Task description:
Restate the records in their entirety, word for word.

Stored entries
★ ★ ★ ★ ★ ★ ★

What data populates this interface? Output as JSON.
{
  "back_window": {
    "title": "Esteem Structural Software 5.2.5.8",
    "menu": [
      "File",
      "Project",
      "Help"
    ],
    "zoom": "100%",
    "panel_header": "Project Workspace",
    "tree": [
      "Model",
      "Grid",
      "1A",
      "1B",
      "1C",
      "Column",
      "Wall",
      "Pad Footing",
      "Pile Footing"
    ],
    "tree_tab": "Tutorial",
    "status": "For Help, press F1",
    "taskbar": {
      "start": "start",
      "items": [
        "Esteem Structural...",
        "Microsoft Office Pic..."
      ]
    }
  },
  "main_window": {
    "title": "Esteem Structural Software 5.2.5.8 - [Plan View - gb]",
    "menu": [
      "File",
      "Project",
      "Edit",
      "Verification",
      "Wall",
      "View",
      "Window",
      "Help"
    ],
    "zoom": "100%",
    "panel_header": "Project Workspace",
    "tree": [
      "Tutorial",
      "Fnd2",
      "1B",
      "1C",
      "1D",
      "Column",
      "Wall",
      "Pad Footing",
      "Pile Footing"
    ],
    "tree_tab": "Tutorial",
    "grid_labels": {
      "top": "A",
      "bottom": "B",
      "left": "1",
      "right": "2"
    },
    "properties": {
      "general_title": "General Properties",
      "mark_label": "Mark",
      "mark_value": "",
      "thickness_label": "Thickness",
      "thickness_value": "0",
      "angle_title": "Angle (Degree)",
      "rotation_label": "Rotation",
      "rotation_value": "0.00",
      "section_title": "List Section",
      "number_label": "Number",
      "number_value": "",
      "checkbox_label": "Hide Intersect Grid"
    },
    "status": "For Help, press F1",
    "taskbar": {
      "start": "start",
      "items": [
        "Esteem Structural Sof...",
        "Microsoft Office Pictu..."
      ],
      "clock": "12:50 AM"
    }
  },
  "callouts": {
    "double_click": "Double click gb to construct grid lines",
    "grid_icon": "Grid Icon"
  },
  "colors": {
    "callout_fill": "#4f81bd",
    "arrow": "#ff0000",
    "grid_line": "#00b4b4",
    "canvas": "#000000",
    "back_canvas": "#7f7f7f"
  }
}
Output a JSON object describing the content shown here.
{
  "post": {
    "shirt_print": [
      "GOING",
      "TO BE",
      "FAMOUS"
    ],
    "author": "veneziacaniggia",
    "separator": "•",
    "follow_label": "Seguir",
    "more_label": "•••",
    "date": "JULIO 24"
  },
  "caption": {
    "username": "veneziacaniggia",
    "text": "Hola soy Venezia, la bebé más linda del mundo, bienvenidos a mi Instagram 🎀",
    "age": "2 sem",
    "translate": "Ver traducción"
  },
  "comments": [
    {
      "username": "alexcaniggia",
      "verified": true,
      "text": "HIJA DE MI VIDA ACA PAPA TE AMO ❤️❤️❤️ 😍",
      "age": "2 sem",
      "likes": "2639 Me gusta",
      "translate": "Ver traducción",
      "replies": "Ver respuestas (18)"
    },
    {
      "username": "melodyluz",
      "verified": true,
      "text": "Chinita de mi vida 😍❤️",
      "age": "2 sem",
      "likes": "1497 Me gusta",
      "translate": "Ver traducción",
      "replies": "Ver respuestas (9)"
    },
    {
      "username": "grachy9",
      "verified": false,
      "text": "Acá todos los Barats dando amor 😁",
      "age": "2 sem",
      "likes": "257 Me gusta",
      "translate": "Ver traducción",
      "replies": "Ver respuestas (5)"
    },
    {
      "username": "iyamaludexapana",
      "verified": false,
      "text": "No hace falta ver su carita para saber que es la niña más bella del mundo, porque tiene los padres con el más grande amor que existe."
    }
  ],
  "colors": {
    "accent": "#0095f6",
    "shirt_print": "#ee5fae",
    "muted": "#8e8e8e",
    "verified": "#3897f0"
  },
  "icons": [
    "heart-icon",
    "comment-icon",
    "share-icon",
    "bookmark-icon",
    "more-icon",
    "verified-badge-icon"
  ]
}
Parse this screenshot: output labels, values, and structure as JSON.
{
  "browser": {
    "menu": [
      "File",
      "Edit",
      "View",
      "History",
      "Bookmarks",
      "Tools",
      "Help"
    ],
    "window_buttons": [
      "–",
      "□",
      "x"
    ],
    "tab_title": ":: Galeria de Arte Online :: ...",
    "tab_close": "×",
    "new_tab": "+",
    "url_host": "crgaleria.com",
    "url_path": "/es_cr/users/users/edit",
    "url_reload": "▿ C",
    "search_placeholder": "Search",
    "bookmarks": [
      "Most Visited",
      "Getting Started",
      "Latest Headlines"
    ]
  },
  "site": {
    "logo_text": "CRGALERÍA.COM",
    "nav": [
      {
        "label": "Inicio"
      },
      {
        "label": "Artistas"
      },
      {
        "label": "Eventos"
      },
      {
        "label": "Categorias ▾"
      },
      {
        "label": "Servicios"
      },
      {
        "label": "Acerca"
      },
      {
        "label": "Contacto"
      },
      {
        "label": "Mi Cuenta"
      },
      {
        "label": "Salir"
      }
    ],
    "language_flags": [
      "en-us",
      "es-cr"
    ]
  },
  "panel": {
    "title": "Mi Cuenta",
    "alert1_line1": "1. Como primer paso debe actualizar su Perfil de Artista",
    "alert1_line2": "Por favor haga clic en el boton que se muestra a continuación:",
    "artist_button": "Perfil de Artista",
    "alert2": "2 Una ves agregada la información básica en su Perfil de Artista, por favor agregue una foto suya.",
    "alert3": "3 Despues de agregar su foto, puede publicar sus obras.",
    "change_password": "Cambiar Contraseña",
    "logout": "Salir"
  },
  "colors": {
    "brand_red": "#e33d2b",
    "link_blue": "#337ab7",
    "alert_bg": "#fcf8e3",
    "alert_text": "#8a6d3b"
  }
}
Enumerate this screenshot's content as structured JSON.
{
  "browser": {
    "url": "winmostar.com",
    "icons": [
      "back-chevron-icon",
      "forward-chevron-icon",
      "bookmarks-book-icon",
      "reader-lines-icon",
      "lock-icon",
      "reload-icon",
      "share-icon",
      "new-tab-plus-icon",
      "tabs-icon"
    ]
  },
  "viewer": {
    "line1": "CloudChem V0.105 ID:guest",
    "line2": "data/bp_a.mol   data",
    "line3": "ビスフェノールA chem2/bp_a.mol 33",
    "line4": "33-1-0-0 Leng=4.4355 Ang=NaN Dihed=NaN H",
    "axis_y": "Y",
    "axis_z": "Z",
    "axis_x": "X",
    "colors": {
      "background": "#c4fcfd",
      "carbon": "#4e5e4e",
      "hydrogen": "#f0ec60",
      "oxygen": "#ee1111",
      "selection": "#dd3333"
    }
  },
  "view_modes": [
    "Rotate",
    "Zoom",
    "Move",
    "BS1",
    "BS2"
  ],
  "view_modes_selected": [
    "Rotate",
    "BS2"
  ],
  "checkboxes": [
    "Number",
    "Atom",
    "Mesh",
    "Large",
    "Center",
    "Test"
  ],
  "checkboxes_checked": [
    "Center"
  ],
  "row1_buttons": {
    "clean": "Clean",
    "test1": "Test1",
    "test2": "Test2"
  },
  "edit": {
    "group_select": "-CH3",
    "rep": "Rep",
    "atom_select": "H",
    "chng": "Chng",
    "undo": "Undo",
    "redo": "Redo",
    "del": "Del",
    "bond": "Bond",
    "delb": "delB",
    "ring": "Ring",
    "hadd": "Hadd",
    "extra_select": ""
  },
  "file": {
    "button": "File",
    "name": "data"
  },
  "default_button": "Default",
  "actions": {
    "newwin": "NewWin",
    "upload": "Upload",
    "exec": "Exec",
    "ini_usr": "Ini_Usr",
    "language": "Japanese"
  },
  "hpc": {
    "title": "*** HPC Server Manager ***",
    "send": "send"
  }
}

★ ★ ★ ★ ★ ★ ★

Response to this exercise:
What data populates this interface? Output as JSON.
{
  "back_window": {
    "title": "Esteem Structural Software 5.2.5.8",
    "menu": [
      "File",
      "Project",
      "Help"
    ],
    "zoom": "100%",
    "panel_header": "Project Workspace",
    "tree": [
      "Model",
      "Grid",
      "1A",
      "1B",
      "1C",
      "Column",
      "Wall",
      "Pad Footing",
      "Pile Footing"
    ],
    "tree_tab": "Tutorial",
    "status": "For Help, press F1",
    "taskbar": {
      "start": "start",
      "items": [
        "Esteem Structural...",
        "Microsoft Office Pic..."
      ]
    }
  },
  "main_window": {
    "title": "Esteem Structural Software 5.2.5.8 - [Plan View - gb]",
    "menu": [
      "File",
      "Project",
      "Edit",
      "Verification",
      "Wall",
      "View",
      "Window",
      "Help"
    ],
    "zoom": "100%",
    "panel_header": "Project Workspace",
    "tree": [
      "Tutorial",
      "Fnd2",
      "1B",
      "1C",
      "1D",
      "Column",
      "Wall",
      "Pad Footing",
      "Pile Footing"
    ],
    "tree_tab": "Tutorial",
    "grid_labels": {
      "top": "A",
      "bottom": "B",
      "left": "1",
      "right": "2"
    },
    "properties": {
      "general_title": "General Properties",
      "mark_label": "Mark",
      "mark_value": "",
      "thickness_label": "Thickness",
      "thickness_value": "0",
      "angle_title": "Angle (Degree)",
      "rotation_label": "Rotation",
      "rotation_value": "0.00",
      "section_title": "List Section",
      "number_label": "Number",
      "number_value": "",
      "checkbox_label": "Hide Intersect Grid"
    },
    "status": "For Help, press F1",
    "taskbar": {
      "start": "start",
      "items": [
        "Esteem Structural Sof...",
        "Microsoft Office Pictu..."
      ],
      "clock": "12:50 AM"
    }
  },
  "callouts": {
    "double_click": "Double click gb to construct grid lines",
    "grid_icon": "Grid Icon"
  },
  "colors": {
    "callout_fill": "#4f81bd",
    "arrow": "#ff0000",
    "grid_line": "#00b4b4",
    "canvas": "#000000",
    "back_canvas": "#7f7f7f"
  }
}
Output a JSON object describing the content shown here.
{
  "post": {
    "shirt_print": [
      "GOING",
      "TO BE",
      "FAMOUS"
    ],
    "author": "veneziacaniggia",
    "separator": "•",
    "follow_label": "Seguir",
    "more_label": "•••",
    "date": "JULIO 24"
  },
  "caption": {
    "username": "veneziacaniggia",
    "text": "Hola soy Venezia, la bebé más linda del mundo, bienvenidos a mi Instagram 🎀",
    "age": "2 sem",
    "translate": "Ver traducción"
  },
  "comments": [
    {
      "username": "alexcaniggia",
      "verified": true,
      "text": "HIJA DE MI VIDA ACA PAPA TE AMO ❤️❤️❤️ 😍",
      "age": "2 sem",
      "likes": "2639 Me gusta",
      "translate": "Ver traducción",
      "replies": "Ver respuestas (18)"
    },
    {
      "username": "melodyluz",
      "verified": true,
      "text": "Chinita de mi vida 😍❤️",
      "age": "2 sem",
      "likes": "1497 Me gusta",
      "translate": "Ver traducción",
      "replies": "Ver respuestas (9)"
    },
    {
      "username": "grachy9",
      "verified": false,
      "text": "Acá todos los Barats dando amor 😁",
      "age": "2 sem",
      "likes": "257 Me gusta",
      "translate": "Ver traducción",
      "replies": "Ver respuestas (5)"
    },
    {
      "username": "iyamaludexapana",
      "verified": false,
      "text": "No hace falta ver su carita para saber que es la niña más bella del mundo, porque tiene los padres con el más grande amor que existe."
    }
  ],
  "colors": {
    "accent": "#0095f6",
    "shirt_print": "#ee5fae",
    "muted": "#8e8e8e",
    "verified": "#3897f0"
  },
  "icons": [
    "heart-icon",
    "comment-icon",
    "share-icon",
    "bookmark-icon",
    "more-icon",
    "verified-badge-icon"
  ]
}
Parse this screenshot: output labels, values, and structure as JSON.
{
  "browser": {
    "menu": [
      "File",
      "Edit",
      "View",
      "History",
      "Bookmarks",
      "Tools",
      "Help"
    ],
    "window_buttons": [
      "–",
      "□",
      "x"
    ],
    "tab_title": ":: Galeria de Arte Online :: ...",
    "tab_close": "×",
    "new_tab": "+",
    "url_host": "crgaleria.com",
    "url_path": "/es_cr/users/users/edit",
    "url_reload": "▿ C",
    "search_placeholder": "Search",
    "bookmarks": [
      "Most Visited",
      "Getting Started",
      "Latest Headlines"
    ]
  },
  "site": {
    "logo_text": "CRGALERÍA.COM",
    "nav": [
      {
        "label": "Inicio"
      },
      {
        "label": "Artistas"
      },
      {
        "label": "Eventos"
      },
      {
        "label": "Categorias ▾"
      },
      {
        "label": "Servicios"
      },
      {
        "label": "Acerca"
      },
      {
        "label": "Contacto"
      },
      {
        "label": "Mi Cuenta"
      },
      {
        "label": "Salir"
      }
    ],
    "language_flags": [
      "en-us",
      "es-cr"
    ]
  },
  "panel": {
    "title": "Mi Cuenta",
    "alert1_line1": "1. Como primer paso debe actualizar su Perfil de Artista",
    "alert1_line2": "Por favor haga clic en el boton que se muestra a continuación:",
    "artist_button": "Perfil de Artista",
    "alert2": "2 Una ves agregada la información básica en su Perfil de Artista, por favor agregue una foto suya.",
    "alert3": "3 Despues de agregar su foto, puede publicar sus obras.",
    "change_password": "Cambiar Contraseña",
    "logout": "Salir"
  },
  "colors": {
    "brand_red": "#e33d2b",
    "link_blue": "#337ab7",
    "alert_bg": "#fcf8e3",
    "alert_text": "#8a6d3b"
  }
}
Enumerate this screenshot's content as structured JSON.
{
  "browser": {
    "url": "winmostar.com",
    "icons": [
      "back-chevron-icon",
      "forward-chevron-icon",
      "bookmarks-book-icon",
      "reader-lines-icon",
      "lock-icon",
      "reload-icon",
      "share-icon",
      "new-tab-plus-icon",
      "tabs-icon"
    ]
  },
  "viewer": {
    "line1": "CloudChem V0.105 ID:guest",
    "line2": "data/bp_a.mol   data",
    "line3": "ビスフェノールA chem2/bp_a.mol 33",
    "line4": "33-1-0-0 Leng=4.4355 Ang=NaN Dihed=NaN H",
    "axis_y": "Y",
    "axis_z": "Z",
    "axis_x": "X",
    "colors": {
      "background": "#c4fcfd",
      "carbon": "#4e5e4e",
      "hydrogen": "#f0ec60",
      "oxygen": "#ee1111",
      "selection": "#dd3333"
    }
  },
  "view_modes": [
    "Rotate",
    "Zoom",
    "Move",
    "BS1",
    "BS2"
  ],
  "view_modes_selected": [
    "Rotate",
    "BS2"
  ],
  "checkboxes": [
    "Number",
    "Atom",
    "Mesh",
    "Large",
    "Center",
    "Test"
  ],
  "checkboxes_checked": [
    "Center"
  ],
  "row1_buttons": {
    "clean": "Clean",
    "test1": "Test1",
    "test2": "Test2"
  },
  "edit": {
    "group_select": "-CH3",
    "rep": "Rep",
    "atom_select": "H",
    "chng": "Chng",
    "undo": "Undo",
    "redo": "Redo",
    "del": "Del",
    "bond": "Bond",
    "delb": "delB",
    "ring": "Ring",
    "hadd": "Hadd",
    "extra_select": ""
  },
  "file": {
    "button": "File",
    "name": "data"
  },
  "default_button": "Default",
  "actions": {
    "newwin": "NewWin",
    "upload": "Upload",
    "exec": "Exec",
    "ini_usr": "Ini_Usr",
    "language": "Japanese"
  },
  "hpc": {
    "title": "*** HPC Server Manager ***",
    "send": "send"
  }
}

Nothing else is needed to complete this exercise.